#### GIVEN TASK:
Below are records; state how many of their lines hold the word "products", and give only the figure.

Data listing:

[Begin]

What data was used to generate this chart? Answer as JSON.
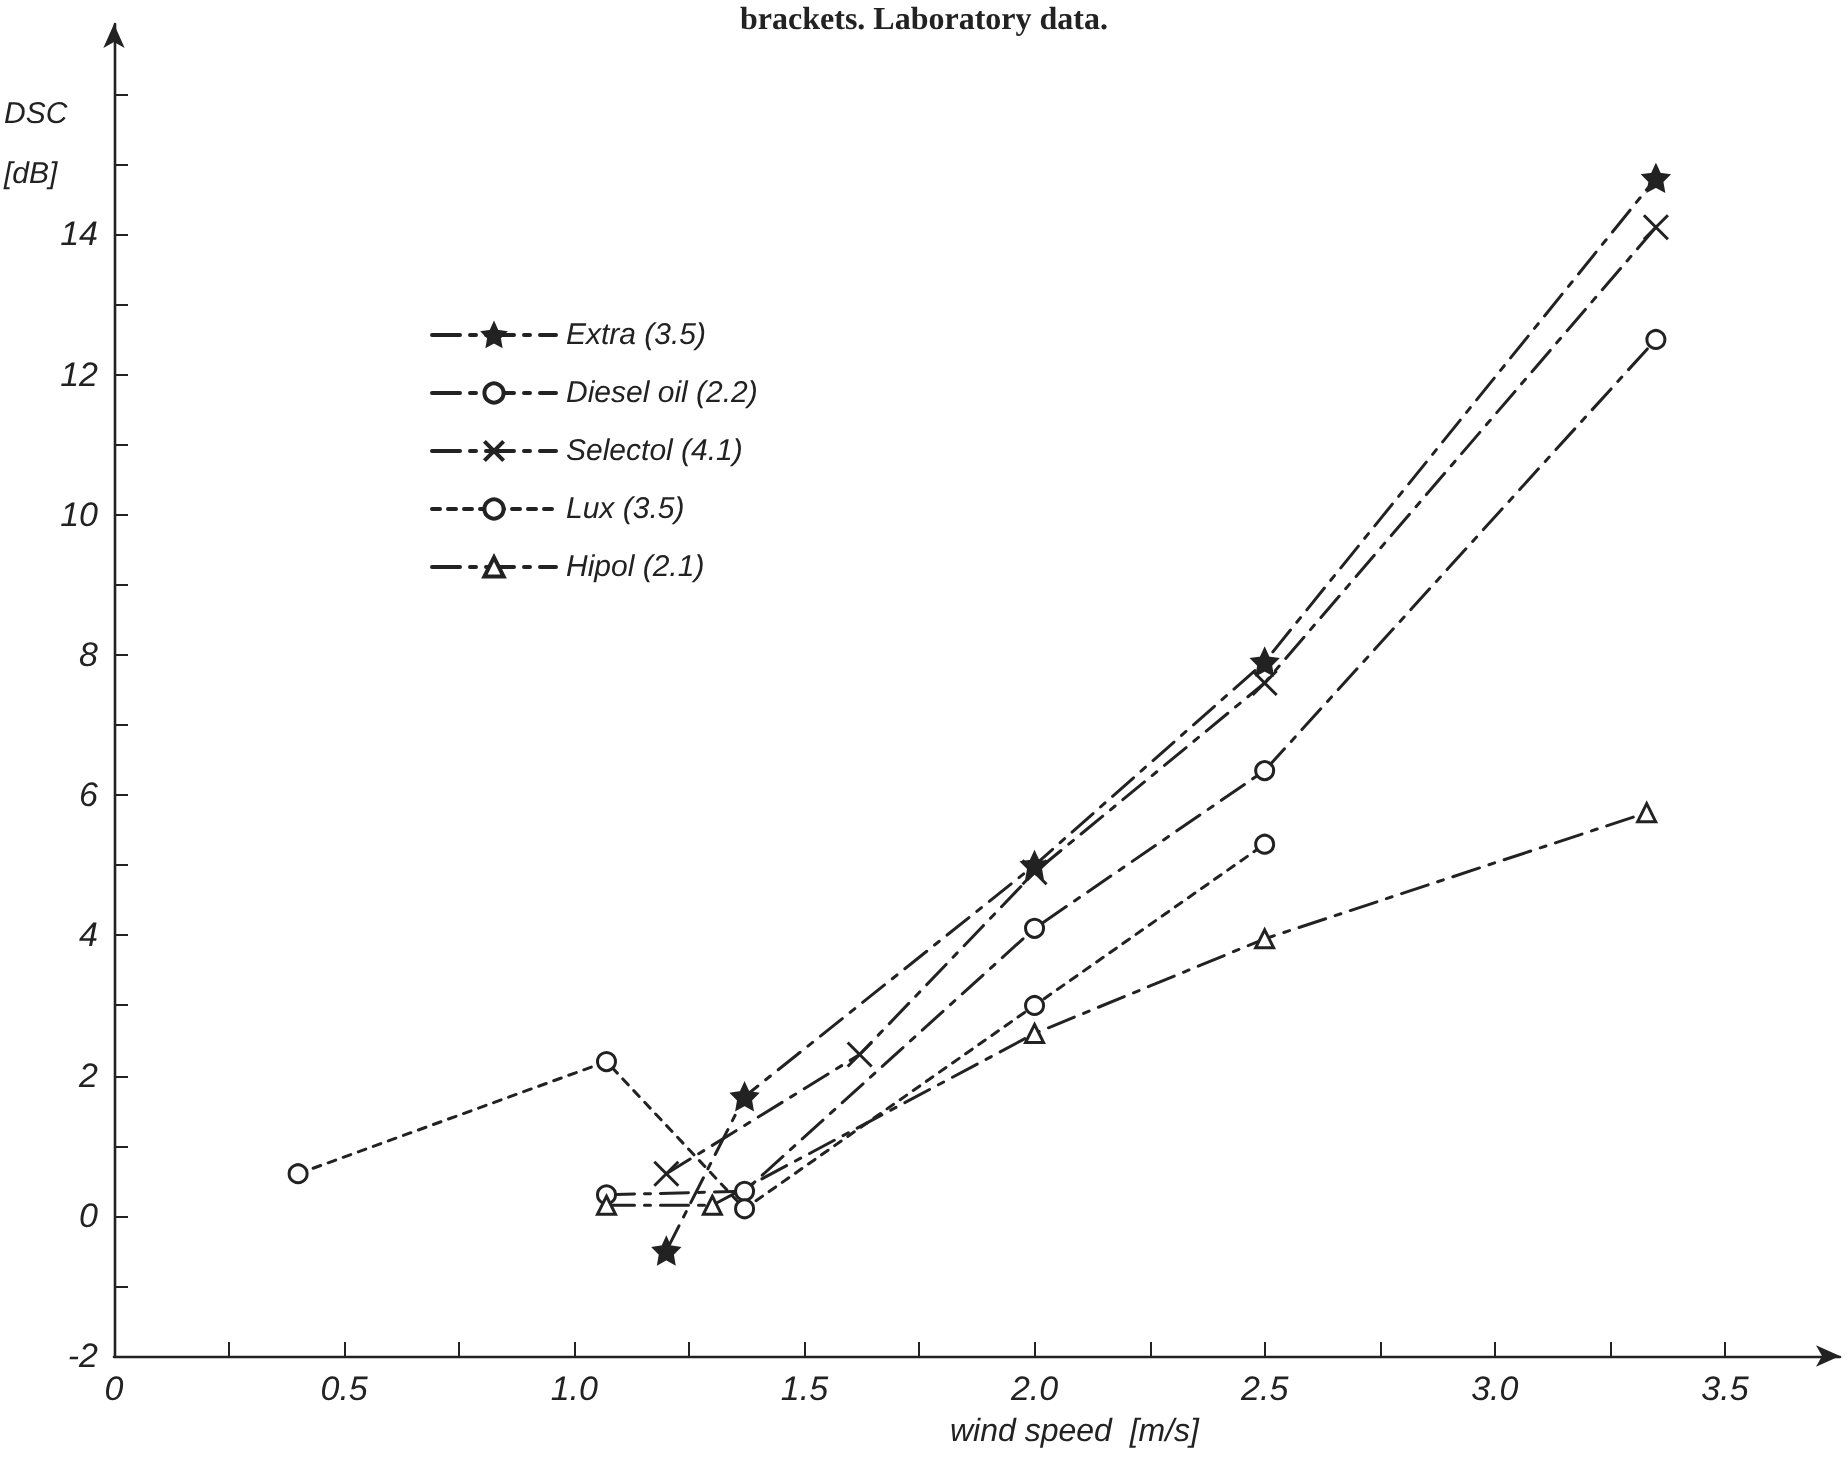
{
  "chart_data": {
    "type": "line",
    "xlabel": "wind speed  [m/s]",
    "ylabel": "DSC\n[dB]",
    "annotations": [
      "brackets. Laboratory data."
    ],
    "xlim": [
      0,
      3.75
    ],
    "ylim": [
      -2,
      17
    ],
    "xticks": [
      0,
      {
        "value": 0.25,
        "label": null
      },
      {
        "value": 0.5,
        "label": "0.5"
      },
      {
        "value": 0.75,
        "label": null
      },
      {
        "value": 1,
        "label": "1.0"
      },
      {
        "value": 1.25,
        "label": null
      },
      {
        "value": 1.5,
        "label": "1.5"
      },
      {
        "value": 1.75,
        "label": null
      },
      {
        "value": 2,
        "label": "2.0"
      },
      {
        "value": 2.25,
        "label": null
      },
      {
        "value": 2.5,
        "label": "2.5"
      },
      {
        "value": 2.75,
        "label": null
      },
      {
        "value": 3,
        "label": "3.0"
      },
      {
        "value": 3.25,
        "label": null
      },
      {
        "value": 3.5,
        "label": "3.5"
      }
    ],
    "yticks": [
      -2,
      {
        "value": -1,
        "label": null
      },
      0,
      {
        "value": 1,
        "label": null
      },
      2,
      {
        "value": 3,
        "label": null
      },
      4,
      {
        "value": 5,
        "label": null
      },
      6,
      {
        "value": 7,
        "label": null
      },
      8,
      {
        "value": 9,
        "label": null
      },
      10,
      {
        "value": 11,
        "label": null
      },
      12,
      {
        "value": 13,
        "label": null
      },
      14,
      {
        "value": 15,
        "label": null
      },
      {
        "value": 16,
        "label": null
      }
    ],
    "grid": false,
    "legend": "top left",
    "series": [
      {
        "name": "Extra (3.5)",
        "color": "#222222",
        "marker": "star",
        "line_style": "dashed",
        "x": [
          1.2,
          1.37,
          2.0,
          2.5,
          3.35
        ],
        "values": [
          -0.5,
          1.7,
          5.0,
          7.9,
          14.8
        ]
      },
      {
        "name": "Diesel oil (2.2)",
        "color": "#222222",
        "marker": "circle",
        "line_style": "dashed",
        "x": [
          1.07,
          1.37,
          2.0,
          2.5,
          3.35
        ],
        "values": [
          0.3,
          0.35,
          4.1,
          6.35,
          12.5
        ]
      },
      {
        "name": "Selectol (4.1)",
        "color": "#222222",
        "marker": "cross",
        "line_style": "dashed",
        "x": [
          1.2,
          1.62,
          2.0,
          2.5,
          3.35
        ],
        "values": [
          0.6,
          2.3,
          4.9,
          7.6,
          14.1
        ]
      },
      {
        "name": "Lux (3.5)",
        "color": "#222222",
        "marker": "circle",
        "line_style": "dotted",
        "x": [
          0.4,
          1.07,
          1.37,
          2.0,
          2.5
        ],
        "values": [
          0.6,
          2.2,
          0.1,
          3.0,
          5.3
        ]
      },
      {
        "name": "Hipol (2.1)",
        "color": "#222222",
        "marker": "triangle",
        "line_style": "dashed",
        "x": [
          1.07,
          1.3,
          2.0,
          2.5,
          3.33
        ],
        "values": [
          0.15,
          0.15,
          2.6,
          3.95,
          5.75
        ]
      }
    ]
  }
}
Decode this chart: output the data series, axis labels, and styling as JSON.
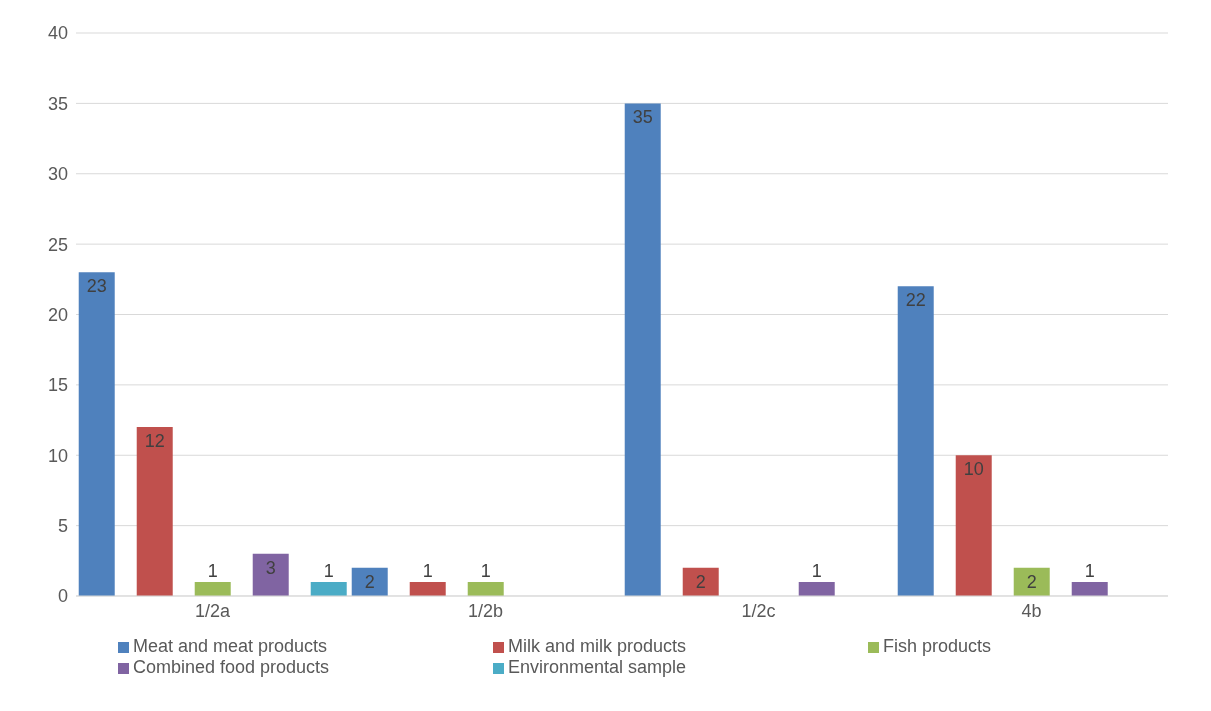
{
  "chart_data": {
    "type": "bar",
    "categories": [
      "1/2a",
      "1/2b",
      "1/2c",
      "4b"
    ],
    "series": [
      {
        "name": "Meat and meat products",
        "color": "#4f81bd",
        "values": [
          23,
          2,
          35,
          22
        ]
      },
      {
        "name": "Milk and milk products",
        "color": "#c0504d",
        "values": [
          12,
          1,
          2,
          10
        ]
      },
      {
        "name": "Fish products",
        "color": "#9bbb59",
        "values": [
          1,
          1,
          null,
          2
        ]
      },
      {
        "name": "Combined food products",
        "color": "#8064a2",
        "values": [
          3,
          null,
          1,
          1
        ]
      },
      {
        "name": "Environmental sample",
        "color": "#4bacc6",
        "values": [
          1,
          null,
          null,
          null
        ]
      }
    ],
    "ylim": [
      0,
      40
    ],
    "yticks": [
      0,
      5,
      10,
      15,
      20,
      25,
      30,
      35,
      40
    ],
    "grid": "y",
    "legend": "bottom",
    "data_labels": true
  }
}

[End]

#### ANSWER TO THE EXERCISE:
4